** START Records supplied **

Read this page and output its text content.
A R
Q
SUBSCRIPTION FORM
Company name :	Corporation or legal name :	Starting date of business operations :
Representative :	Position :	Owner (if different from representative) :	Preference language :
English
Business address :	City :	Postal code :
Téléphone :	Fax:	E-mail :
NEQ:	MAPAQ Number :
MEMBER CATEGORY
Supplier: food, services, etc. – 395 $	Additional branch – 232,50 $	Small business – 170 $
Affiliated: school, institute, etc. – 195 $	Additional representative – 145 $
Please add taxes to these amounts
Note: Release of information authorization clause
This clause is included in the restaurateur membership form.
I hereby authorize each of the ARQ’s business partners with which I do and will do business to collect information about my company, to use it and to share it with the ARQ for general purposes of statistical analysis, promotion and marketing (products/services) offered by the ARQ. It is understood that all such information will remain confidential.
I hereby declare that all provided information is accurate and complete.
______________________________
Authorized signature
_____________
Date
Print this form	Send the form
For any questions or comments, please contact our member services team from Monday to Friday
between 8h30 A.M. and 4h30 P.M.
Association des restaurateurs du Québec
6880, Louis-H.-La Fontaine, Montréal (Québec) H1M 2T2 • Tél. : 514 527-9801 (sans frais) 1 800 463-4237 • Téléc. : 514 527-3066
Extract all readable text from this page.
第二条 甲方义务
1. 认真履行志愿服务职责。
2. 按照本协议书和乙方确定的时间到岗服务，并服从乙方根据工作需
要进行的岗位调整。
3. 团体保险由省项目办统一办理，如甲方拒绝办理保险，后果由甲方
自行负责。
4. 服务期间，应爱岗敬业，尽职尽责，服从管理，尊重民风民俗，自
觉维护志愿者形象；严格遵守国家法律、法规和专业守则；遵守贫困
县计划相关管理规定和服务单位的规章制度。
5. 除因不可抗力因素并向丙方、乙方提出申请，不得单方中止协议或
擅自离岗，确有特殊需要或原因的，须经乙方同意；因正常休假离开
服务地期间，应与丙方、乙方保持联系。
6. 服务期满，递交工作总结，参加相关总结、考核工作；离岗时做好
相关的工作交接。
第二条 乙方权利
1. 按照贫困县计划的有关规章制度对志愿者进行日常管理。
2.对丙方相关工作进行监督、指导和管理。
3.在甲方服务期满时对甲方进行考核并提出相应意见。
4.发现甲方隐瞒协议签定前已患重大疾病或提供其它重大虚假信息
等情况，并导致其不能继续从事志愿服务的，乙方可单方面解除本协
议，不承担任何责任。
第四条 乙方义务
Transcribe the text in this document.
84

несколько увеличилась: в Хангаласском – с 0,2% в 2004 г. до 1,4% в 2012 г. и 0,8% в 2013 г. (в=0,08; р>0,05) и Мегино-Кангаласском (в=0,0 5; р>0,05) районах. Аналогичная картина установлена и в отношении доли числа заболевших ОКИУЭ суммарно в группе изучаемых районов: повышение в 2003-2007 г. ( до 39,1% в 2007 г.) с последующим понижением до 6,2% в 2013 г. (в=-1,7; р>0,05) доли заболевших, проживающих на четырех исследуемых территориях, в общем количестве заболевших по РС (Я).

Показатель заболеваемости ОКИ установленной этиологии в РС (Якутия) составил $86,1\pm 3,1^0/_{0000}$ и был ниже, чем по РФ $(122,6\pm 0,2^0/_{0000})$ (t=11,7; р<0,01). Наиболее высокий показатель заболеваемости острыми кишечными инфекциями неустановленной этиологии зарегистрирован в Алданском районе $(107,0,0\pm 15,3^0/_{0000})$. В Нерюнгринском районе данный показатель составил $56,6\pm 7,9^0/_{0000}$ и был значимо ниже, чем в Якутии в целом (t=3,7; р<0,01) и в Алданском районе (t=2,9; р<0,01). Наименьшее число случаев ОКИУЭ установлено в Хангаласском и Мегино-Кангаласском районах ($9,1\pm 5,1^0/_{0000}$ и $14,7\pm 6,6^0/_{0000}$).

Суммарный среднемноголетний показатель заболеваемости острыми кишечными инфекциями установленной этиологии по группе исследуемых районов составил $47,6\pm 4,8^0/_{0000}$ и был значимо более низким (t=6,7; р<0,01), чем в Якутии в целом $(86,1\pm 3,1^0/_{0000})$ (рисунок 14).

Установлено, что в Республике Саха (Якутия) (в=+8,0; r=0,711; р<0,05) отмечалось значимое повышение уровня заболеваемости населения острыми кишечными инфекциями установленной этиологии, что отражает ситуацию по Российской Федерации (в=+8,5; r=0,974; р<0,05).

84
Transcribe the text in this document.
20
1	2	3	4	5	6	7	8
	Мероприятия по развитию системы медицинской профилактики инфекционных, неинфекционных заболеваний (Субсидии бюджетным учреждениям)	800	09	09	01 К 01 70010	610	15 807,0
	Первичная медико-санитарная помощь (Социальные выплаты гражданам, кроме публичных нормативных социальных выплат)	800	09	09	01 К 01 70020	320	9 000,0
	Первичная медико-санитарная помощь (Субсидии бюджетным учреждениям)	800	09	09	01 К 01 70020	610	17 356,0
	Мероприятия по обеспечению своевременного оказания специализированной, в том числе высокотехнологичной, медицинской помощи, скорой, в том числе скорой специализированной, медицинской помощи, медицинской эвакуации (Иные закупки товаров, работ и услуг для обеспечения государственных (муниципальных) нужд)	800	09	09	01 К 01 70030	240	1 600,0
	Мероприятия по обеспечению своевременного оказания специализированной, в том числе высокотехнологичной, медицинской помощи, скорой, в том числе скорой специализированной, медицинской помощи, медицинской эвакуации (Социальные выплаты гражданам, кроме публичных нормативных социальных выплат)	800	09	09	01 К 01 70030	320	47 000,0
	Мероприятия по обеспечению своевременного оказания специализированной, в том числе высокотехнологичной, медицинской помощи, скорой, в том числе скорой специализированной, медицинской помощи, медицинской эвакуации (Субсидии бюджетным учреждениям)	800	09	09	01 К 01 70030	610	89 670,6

** END Records supplied **

— Your goal —
Return the full listing, character for character.

— Worked solution —
Read this page and output its text content.
A R
Q
SUBSCRIPTION FORM
Company name :	Corporation or legal name :	Starting date of business operations :
Representative :	Position :	Owner (if different from representative) :	Preference language :
English
Business address :	City :	Postal code :
Téléphone :	Fax:	E-mail :
NEQ:	MAPAQ Number :
MEMBER CATEGORY
Supplier: food, services, etc. – 395 $	Additional branch – 232,50 $	Small business – 170 $
Affiliated: school, institute, etc. – 195 $	Additional representative – 145 $
Please add taxes to these amounts
Note: Release of information authorization clause
This clause is included in the restaurateur membership form.
I hereby authorize each of the ARQ’s business partners with which I do and will do business to collect information about my company, to use it and to share it with the ARQ for general purposes of statistical analysis, promotion and marketing (products/services) offered by the ARQ. It is understood that all such information will remain confidential.
I hereby declare that all provided information is accurate and complete.
______________________________
Authorized signature
_____________
Date
Print this form	Send the form
For any questions or comments, please contact our member services team from Monday to Friday
between 8h30 A.M. and 4h30 P.M.
Association des restaurateurs du Québec
6880, Louis-H.-La Fontaine, Montréal (Québec) H1M 2T2 • Tél. : 514 527-9801 (sans frais) 1 800 463-4237 • Téléc. : 514 527-3066
Extract all readable text from this page.
第二条 甲方义务
1. 认真履行志愿服务职责。
2. 按照本协议书和乙方确定的时间到岗服务，并服从乙方根据工作需
要进行的岗位调整。
3. 团体保险由省项目办统一办理，如甲方拒绝办理保险，后果由甲方
自行负责。
4. 服务期间，应爱岗敬业，尽职尽责，服从管理，尊重民风民俗，自
觉维护志愿者形象；严格遵守国家法律、法规和专业守则；遵守贫困
县计划相关管理规定和服务单位的规章制度。
5. 除因不可抗力因素并向丙方、乙方提出申请，不得单方中止协议或
擅自离岗，确有特殊需要或原因的，须经乙方同意；因正常休假离开
服务地期间，应与丙方、乙方保持联系。
6. 服务期满，递交工作总结，参加相关总结、考核工作；离岗时做好
相关的工作交接。
第二条 乙方权利
1. 按照贫困县计划的有关规章制度对志愿者进行日常管理。
2.对丙方相关工作进行监督、指导和管理。
3.在甲方服务期满时对甲方进行考核并提出相应意见。
4.发现甲方隐瞒协议签定前已患重大疾病或提供其它重大虚假信息
等情况，并导致其不能继续从事志愿服务的，乙方可单方面解除本协
议，不承担任何责任。
第四条 乙方义务
Transcribe the text in this document.
84

несколько увеличилась: в Хангаласском – с 0,2% в 2004 г. до 1,4% в 2012 г. и 0,8% в 2013 г. (в=0,08; р>0,05) и Мегино-Кангаласском (в=0,0 5; р>0,05) районах. Аналогичная картина установлена и в отношении доли числа заболевших ОКИУЭ суммарно в группе изучаемых районов: повышение в 2003-2007 г. ( до 39,1% в 2007 г.) с последующим понижением до 6,2% в 2013 г. (в=-1,7; р>0,05) доли заболевших, проживающих на четырех исследуемых территориях, в общем количестве заболевших по РС (Я).

Показатель заболеваемости ОКИ установленной этиологии в РС (Якутия) составил $86,1\pm 3,1^0/_{0000}$ и был ниже, чем по РФ $(122,6\pm 0,2^0/_{0000})$ (t=11,7; р<0,01). Наиболее высокий показатель заболеваемости острыми кишечными инфекциями неустановленной этиологии зарегистрирован в Алданском районе $(107,0,0\pm 15,3^0/_{0000})$. В Нерюнгринском районе данный показатель составил $56,6\pm 7,9^0/_{0000}$ и был значимо ниже, чем в Якутии в целом (t=3,7; р<0,01) и в Алданском районе (t=2,9; р<0,01). Наименьшее число случаев ОКИУЭ установлено в Хангаласском и Мегино-Кангаласском районах ($9,1\pm 5,1^0/_{0000}$ и $14,7\pm 6,6^0/_{0000}$).

Суммарный среднемноголетний показатель заболеваемости острыми кишечными инфекциями установленной этиологии по группе исследуемых районов составил $47,6\pm 4,8^0/_{0000}$ и был значимо более низким (t=6,7; р<0,01), чем в Якутии в целом $(86,1\pm 3,1^0/_{0000})$ (рисунок 14).

Установлено, что в Республике Саха (Якутия) (в=+8,0; r=0,711; р<0,05) отмечалось значимое повышение уровня заболеваемости населения острыми кишечными инфекциями установленной этиологии, что отражает ситуацию по Российской Федерации (в=+8,5; r=0,974; р<0,05).

84
Transcribe the text in this document.
20
1	2	3	4	5	6	7	8
	Мероприятия по развитию системы медицинской профилактики инфекционных, неинфекционных заболеваний (Субсидии бюджетным учреждениям)	800	09	09	01 К 01 70010	610	15 807,0
	Первичная медико-санитарная помощь (Социальные выплаты гражданам, кроме публичных нормативных социальных выплат)	800	09	09	01 К 01 70020	320	9 000,0
	Первичная медико-санитарная помощь (Субсидии бюджетным учреждениям)	800	09	09	01 К 01 70020	610	17 356,0
	Мероприятия по обеспечению своевременного оказания специализированной, в том числе высокотехнологичной, медицинской помощи, скорой, в том числе скорой специализированной, медицинской помощи, медицинской эвакуации (Иные закупки товаров, работ и услуг для обеспечения государственных (муниципальных) нужд)	800	09	09	01 К 01 70030	240	1 600,0
	Мероприятия по обеспечению своевременного оказания специализированной, в том числе высокотехнологичной, медицинской помощи, скорой, в том числе скорой специализированной, медицинской помощи, медицинской эвакуации (Социальные выплаты гражданам, кроме публичных нормативных социальных выплат)	800	09	09	01 К 01 70030	320	47 000,0
	Мероприятия по обеспечению своевременного оказания специализированной, в том числе высокотехнологичной, медицинской помощи, скорой, в том числе скорой специализированной, медицинской помощи, медицинской эвакуации (Субсидии бюджетным учреждениям)	800	09	09	01 К 01 70030	610	89 670,6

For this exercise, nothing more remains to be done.